**EXERCISE INSTRUCTIONS**
Could every line of the data be printed exactly as it reads?

Dataset items
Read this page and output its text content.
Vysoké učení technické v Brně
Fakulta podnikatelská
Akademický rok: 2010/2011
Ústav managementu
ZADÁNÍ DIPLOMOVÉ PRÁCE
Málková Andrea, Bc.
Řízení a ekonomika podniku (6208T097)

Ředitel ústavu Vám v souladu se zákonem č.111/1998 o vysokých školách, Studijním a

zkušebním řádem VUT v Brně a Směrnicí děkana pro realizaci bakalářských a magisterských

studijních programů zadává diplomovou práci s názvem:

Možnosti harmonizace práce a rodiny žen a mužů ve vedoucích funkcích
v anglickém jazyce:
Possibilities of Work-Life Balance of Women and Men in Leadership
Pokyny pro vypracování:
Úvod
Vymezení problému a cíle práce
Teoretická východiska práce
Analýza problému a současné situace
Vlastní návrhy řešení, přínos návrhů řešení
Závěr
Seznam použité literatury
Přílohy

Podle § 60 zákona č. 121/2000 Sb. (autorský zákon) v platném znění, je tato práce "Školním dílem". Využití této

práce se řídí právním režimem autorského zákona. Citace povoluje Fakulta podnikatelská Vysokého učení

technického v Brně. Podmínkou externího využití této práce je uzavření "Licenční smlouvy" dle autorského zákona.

**RIGHT ANSWER**
Read this page and output its text content.
Vysoké učení technické v Brně
Fakulta podnikatelská
Akademický rok: 2010/2011
Ústav managementu
ZADÁNÍ DIPLOMOVÉ PRÁCE
Málková Andrea, Bc.
Řízení a ekonomika podniku (6208T097)

Ředitel ústavu Vám v souladu se zákonem č.111/1998 o vysokých školách, Studijním a

zkušebním řádem VUT v Brně a Směrnicí děkana pro realizaci bakalářských a magisterských

studijních programů zadává diplomovou práci s názvem:

Možnosti harmonizace práce a rodiny žen a mužů ve vedoucích funkcích
v anglickém jazyce:
Possibilities of Work-Life Balance of Women and Men in Leadership
Pokyny pro vypracování:
Úvod
Vymezení problému a cíle práce
Teoretická východiska práce
Analýza problému a současné situace
Vlastní návrhy řešení, přínos návrhů řešení
Závěr
Seznam použité literatury
Přílohy

Podle § 60 zákona č. 121/2000 Sb. (autorský zákon) v platném znění, je tato práce "Školním dílem". Využití této

práce se řídí právním režimem autorského zákona. Citace povoluje Fakulta podnikatelská Vysokého učení

technického v Brně. Podmínkou externího využití této práce je uzavření "Licenční smlouvy" dle autorského zákona.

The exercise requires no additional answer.